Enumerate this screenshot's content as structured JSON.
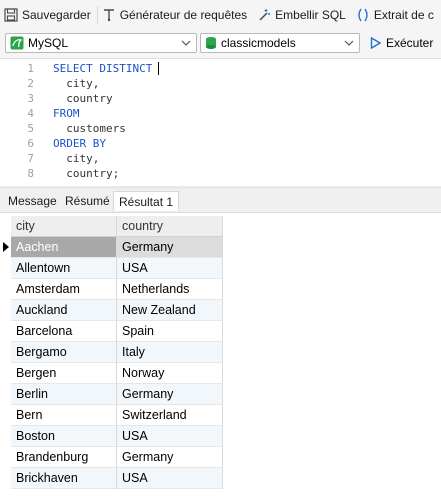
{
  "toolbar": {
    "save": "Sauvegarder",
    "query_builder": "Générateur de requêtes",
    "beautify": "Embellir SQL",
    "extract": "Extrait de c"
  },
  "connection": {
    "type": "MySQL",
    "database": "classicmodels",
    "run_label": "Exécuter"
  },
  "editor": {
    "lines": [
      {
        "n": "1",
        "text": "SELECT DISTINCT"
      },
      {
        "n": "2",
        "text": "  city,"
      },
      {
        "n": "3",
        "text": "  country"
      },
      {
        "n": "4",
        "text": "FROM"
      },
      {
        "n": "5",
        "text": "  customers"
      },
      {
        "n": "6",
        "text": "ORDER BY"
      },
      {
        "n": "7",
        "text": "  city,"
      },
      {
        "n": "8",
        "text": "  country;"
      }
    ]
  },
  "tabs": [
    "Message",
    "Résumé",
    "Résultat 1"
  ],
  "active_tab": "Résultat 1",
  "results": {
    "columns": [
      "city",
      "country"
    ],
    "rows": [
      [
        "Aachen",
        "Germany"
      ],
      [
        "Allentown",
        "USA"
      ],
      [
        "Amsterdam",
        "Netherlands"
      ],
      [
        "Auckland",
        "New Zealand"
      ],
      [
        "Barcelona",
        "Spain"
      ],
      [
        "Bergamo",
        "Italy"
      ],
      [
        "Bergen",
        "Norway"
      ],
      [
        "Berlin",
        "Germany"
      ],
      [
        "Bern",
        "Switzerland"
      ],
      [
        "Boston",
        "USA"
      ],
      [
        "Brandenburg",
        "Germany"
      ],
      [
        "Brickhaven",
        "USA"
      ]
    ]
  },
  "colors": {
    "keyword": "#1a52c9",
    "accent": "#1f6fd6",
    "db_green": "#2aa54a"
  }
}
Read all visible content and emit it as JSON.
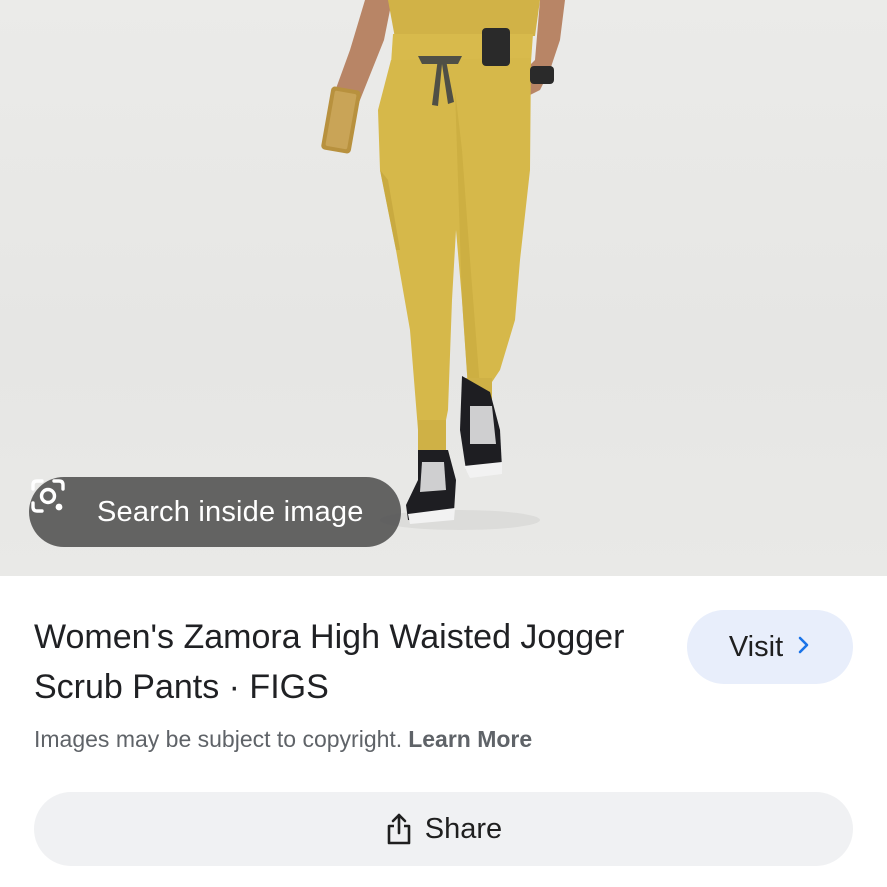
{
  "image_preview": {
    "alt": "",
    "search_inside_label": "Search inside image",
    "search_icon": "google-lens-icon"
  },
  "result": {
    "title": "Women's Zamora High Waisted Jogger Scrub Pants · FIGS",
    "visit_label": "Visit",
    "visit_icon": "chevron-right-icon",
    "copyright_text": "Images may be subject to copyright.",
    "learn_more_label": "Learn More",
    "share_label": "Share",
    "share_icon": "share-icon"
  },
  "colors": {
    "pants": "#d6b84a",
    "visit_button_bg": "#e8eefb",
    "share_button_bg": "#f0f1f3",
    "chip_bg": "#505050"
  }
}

> **Work required**: Extract all lines of the records above that include "JSON".

> **Response to the task**:
Enumerate this screenshot's content as structured JSON.
Read all visible content and emit it as JSON.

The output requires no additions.